◆ EXERCISE BRIEF
Reproduce the records that follow in full, excluding any picture they contain.

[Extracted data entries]
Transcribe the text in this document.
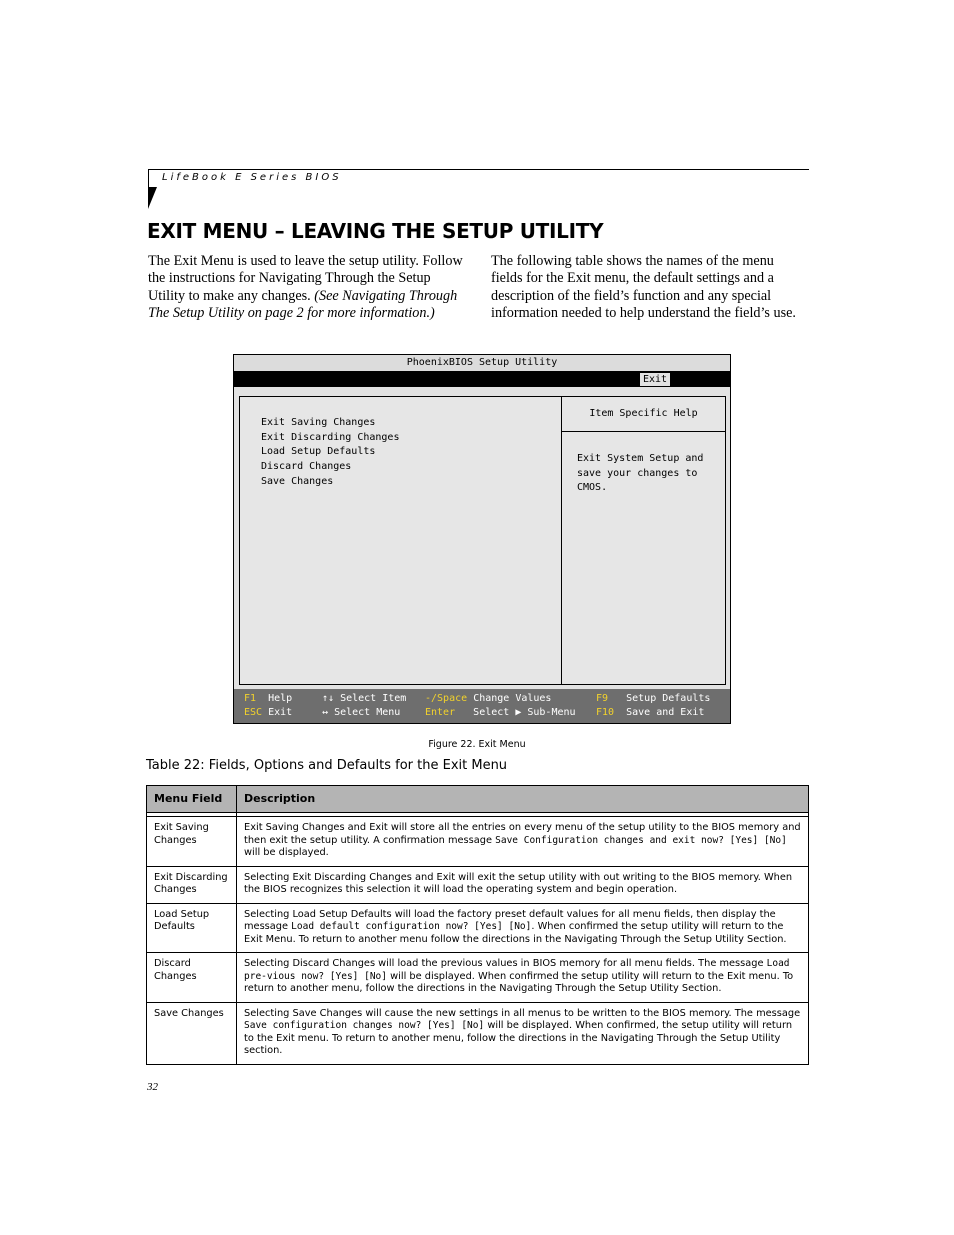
LifeBook E Series BIOS
EXIT MENU – LEAVING THE SETUP UTILITY
The Exit Menu is used to leave the setup utility. Follow the instructions for Navigating Through the Setup Utility to make any changes. (See Navigating Through The Setup Utility on page 2 for more information.)
The following table shows the names of the menu fields for the Exit menu, the default settings and a description of the field’s function and any special information needed to help understand the field’s use.
PhoenixBIOS Setup Utility
Exit
Exit Saving Changes
Exit Discarding Changes
Load Setup Defaults
Discard Changes
Save Changes
Item Specific Help
Exit System Setup and
save your changes to
CMOS.
F1 Help	↑↓ Select Item -/Space Change Values	F9 Setup Defaults
ESC Exit	↔ Select Menu Enter Select ▶ Sub-Menu F10 Save and Exit
Figure 22. Exit Menu
Table 22: Fields, Options and Defaults for the Exit Menu
Menu Field	Description

Exit Saving Changes	Exit Saving Changes and Exit will store all the entries on every menu of the setup utility to the BIOS memory and then exit the setup utility. A confirmation message Save Configuration changes and exit now? [Yes] [No] will be displayed.
Exit Discarding Changes	Selecting Exit Discarding Changes and Exit will exit the setup utility with out writing to the BIOS memory. When the BIOS recognizes this selection it will load the operating system and begin operation.
Load Setup Defaults	Selecting Load Setup Defaults will load the factory preset default values for all menu fields, then display the message Load default configuration now? [Yes] [No]. When confirmed the setup utility will return to the Exit Menu. To return to another menu follow the directions in the Navigating Through the Setup Utility Section.
Discard Changes	Selecting Discard Changes will load the previous values in BIOS memory for all menu fields. The message Load pre-vious now? [Yes] [No] will be displayed. When confirmed the setup utility will return to the Exit menu. To return to another menu, follow the directions in the Navigating Through the Setup Utility Section.
Save Changes	Selecting Save Changes will cause the new settings in all menus to be written to the BIOS memory. The message Save configuration changes now? [Yes] [No] will be displayed. When confirmed, the setup utility will return to the Exit menu. To return to another menu, follow the directions in the Navigating Through the Setup Utility section.
32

◆ EXERCISE SOLUTION
Transcribe the text in this document.
LifeBook E Series BIOS
EXIT MENU – LEAVING THE SETUP UTILITY
The Exit Menu is used to leave the setup utility. Follow the instructions for Navigating Through the Setup Utility to make any changes. (See Navigating Through The Setup Utility on page 2 for more information.)
The following table shows the names of the menu fields for the Exit menu, the default settings and a description of the field’s function and any special information needed to help understand the field’s use.
PhoenixBIOS Setup Utility
Exit
Exit Saving Changes
Exit Discarding Changes
Load Setup Defaults
Discard Changes
Save Changes
Item Specific Help
Exit System Setup and
save your changes to
CMOS.
F1 Help	↑↓ Select Item -/Space Change Values	F9 Setup Defaults
ESC Exit	↔ Select Menu Enter Select ▶ Sub-Menu F10 Save and Exit
Figure 22. Exit Menu
Table 22: Fields, Options and Defaults for the Exit Menu
Menu Field	Description

Exit Saving Changes	Exit Saving Changes and Exit will store all the entries on every menu of the setup utility to the BIOS memory and then exit the setup utility. A confirmation message Save Configuration changes and exit now? [Yes] [No] will be displayed.
Exit Discarding Changes	Selecting Exit Discarding Changes and Exit will exit the setup utility with out writing to the BIOS memory. When the BIOS recognizes this selection it will load the operating system and begin operation.
Load Setup Defaults	Selecting Load Setup Defaults will load the factory preset default values for all menu fields, then display the message Load default configuration now? [Yes] [No]. When confirmed the setup utility will return to the Exit Menu. To return to another menu follow the directions in the Navigating Through the Setup Utility Section.
Discard Changes	Selecting Discard Changes will load the previous values in BIOS memory for all menu fields. The message Load pre-vious now? [Yes] [No] will be displayed. When confirmed the setup utility will return to the Exit menu. To return to another menu, follow the directions in the Navigating Through the Setup Utility Section.
Save Changes	Selecting Save Changes will cause the new settings in all menus to be written to the BIOS memory. The message Save configuration changes now? [Yes] [No] will be displayed. When confirmed, the setup utility will return to the Exit menu. To return to another menu, follow the directions in the Navigating Through the Setup Utility section.
32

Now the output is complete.